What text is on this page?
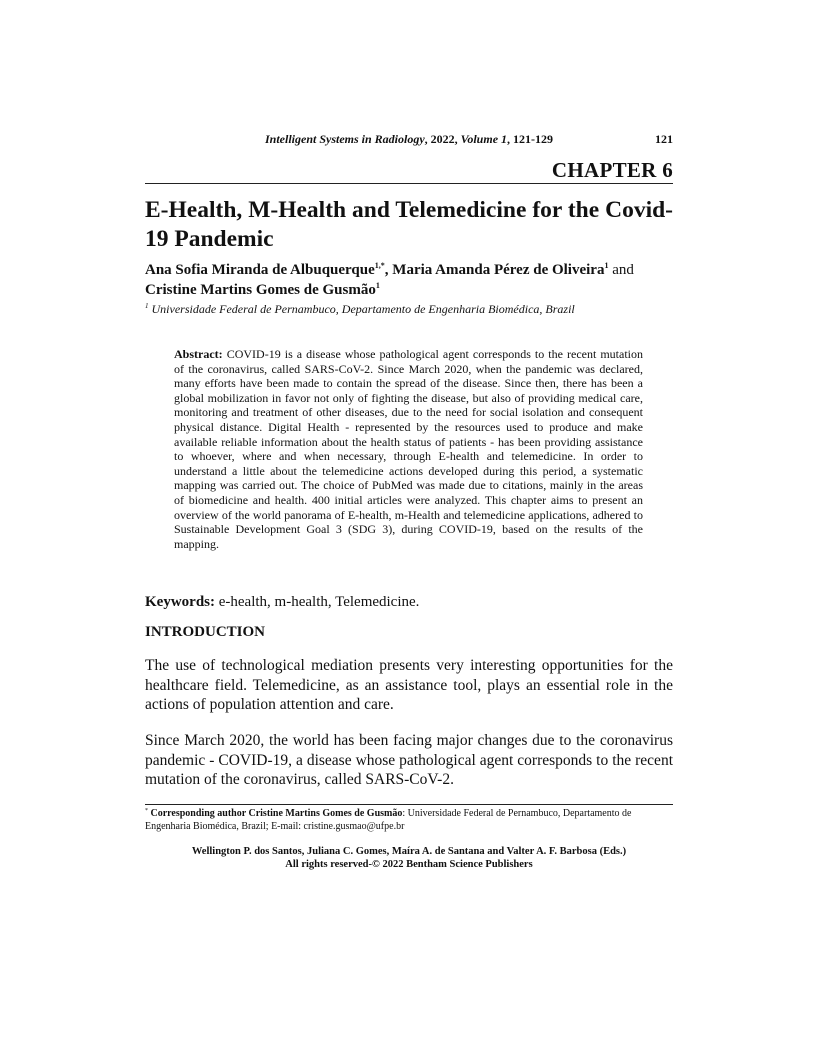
Intelligent Systems in Radiology, 2022, Volume 1, 121-129	121
CHAPTER 6
E-Health, M-Health and Telemedicine for the Covid-19 Pandemic
Ana Sofia Miranda de Albuquerque$^{1,*}$, Maria Amanda Pérez de Oliveira$^1$ and Cristine Martins Gomes de Gusmão$^1$
$^1$ Universidade Federal de Pernambuco, Departamento de Engenharia Biomédica, Brazil
Abstract: COVID-19 is a disease whose pathological agent corresponds to the recent mutation of the coronavirus, called SARS-CoV-2. Since March 2020, when the pandemic was declared, many efforts have been made to contain the spread of the disease. Since then, there has been a global mobilization in favor not only of fighting the disease, but also of providing medical care, monitoring and treatment of other diseases, due to the need for social isolation and consequent physical distance. Digital Health - represented by the resources used to produce and make available reliable information about the health status of patients - has been providing assistance to whoever, where and when necessary, through E-health and telemedicine. In order to understand a little about the telemedicine actions developed during this period, a systematic mapping was carried out. The choice of PubMed was made due to citations, mainly in the areas of biomedicine and health. 400 initial articles were analyzed. This chapter aims to present an overview of the world panorama of E-health, m-Health and telemedicine applications, adhered to Sustainable Development Goal 3 (SDG 3), during COVID-19, based on the results of the mapping.
Keywords: e-health, m-health, Telemedicine.
INTRODUCTION
The use of technological mediation presents very interesting opportunities for the healthcare field. Telemedicine, as an assistance tool, plays an essential role in the actions of population attention and care.
Since March 2020, the world has been facing major changes due to the coronavirus pandemic - COVID-19, a disease whose pathological agent corresponds to the recent mutation of the coronavirus, called SARS-CoV-2.
* Corresponding author Cristine Martins Gomes de Gusmão: Universidade Federal de Pernambuco, Departamento de Engenharia Biomédica, Brazil; E-mail: cristine.gusmao@ufpe.br
Wellington P. dos Santos, Juliana C. Gomes, Maíra A. de Santana and Valter A. F. Barbosa (Eds.)
All rights reserved-© 2022 Bentham Science Publishers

> What you will do:
Leave out the pictures, then return every line of the data exactly.

> Response to the exercise:
What text is on this page?
Intelligent Systems in Radiology, 2022, Volume 1, 121-129	121
CHAPTER 6
E-Health, M-Health and Telemedicine for the Covid-19 Pandemic
Ana Sofia Miranda de Albuquerque$^{1,*}$, Maria Amanda Pérez de Oliveira$^1$ and Cristine Martins Gomes de Gusmão$^1$
$^1$ Universidade Federal de Pernambuco, Departamento de Engenharia Biomédica, Brazil
Abstract: COVID-19 is a disease whose pathological agent corresponds to the recent mutation of the coronavirus, called SARS-CoV-2. Since March 2020, when the pandemic was declared, many efforts have been made to contain the spread of the disease. Since then, there has been a global mobilization in favor not only of fighting the disease, but also of providing medical care, monitoring and treatment of other diseases, due to the need for social isolation and consequent physical distance. Digital Health - represented by the resources used to produce and make available reliable information about the health status of patients - has been providing assistance to whoever, where and when necessary, through E-health and telemedicine. In order to understand a little about the telemedicine actions developed during this period, a systematic mapping was carried out. The choice of PubMed was made due to citations, mainly in the areas of biomedicine and health. 400 initial articles were analyzed. This chapter aims to present an overview of the world panorama of E-health, m-Health and telemedicine applications, adhered to Sustainable Development Goal 3 (SDG 3), during COVID-19, based on the results of the mapping.
Keywords: e-health, m-health, Telemedicine.
INTRODUCTION
The use of technological mediation presents very interesting opportunities for the healthcare field. Telemedicine, as an assistance tool, plays an essential role in the actions of population attention and care.
Since March 2020, the world has been facing major changes due to the coronavirus pandemic - COVID-19, a disease whose pathological agent corresponds to the recent mutation of the coronavirus, called SARS-CoV-2.
* Corresponding author Cristine Martins Gomes de Gusmão: Universidade Federal de Pernambuco, Departamento de Engenharia Biomédica, Brazil; E-mail: cristine.gusmao@ufpe.br
Wellington P. dos Santos, Juliana C. Gomes, Maíra A. de Santana and Valter A. F. Barbosa (Eds.)
All rights reserved-© 2022 Bentham Science Publishers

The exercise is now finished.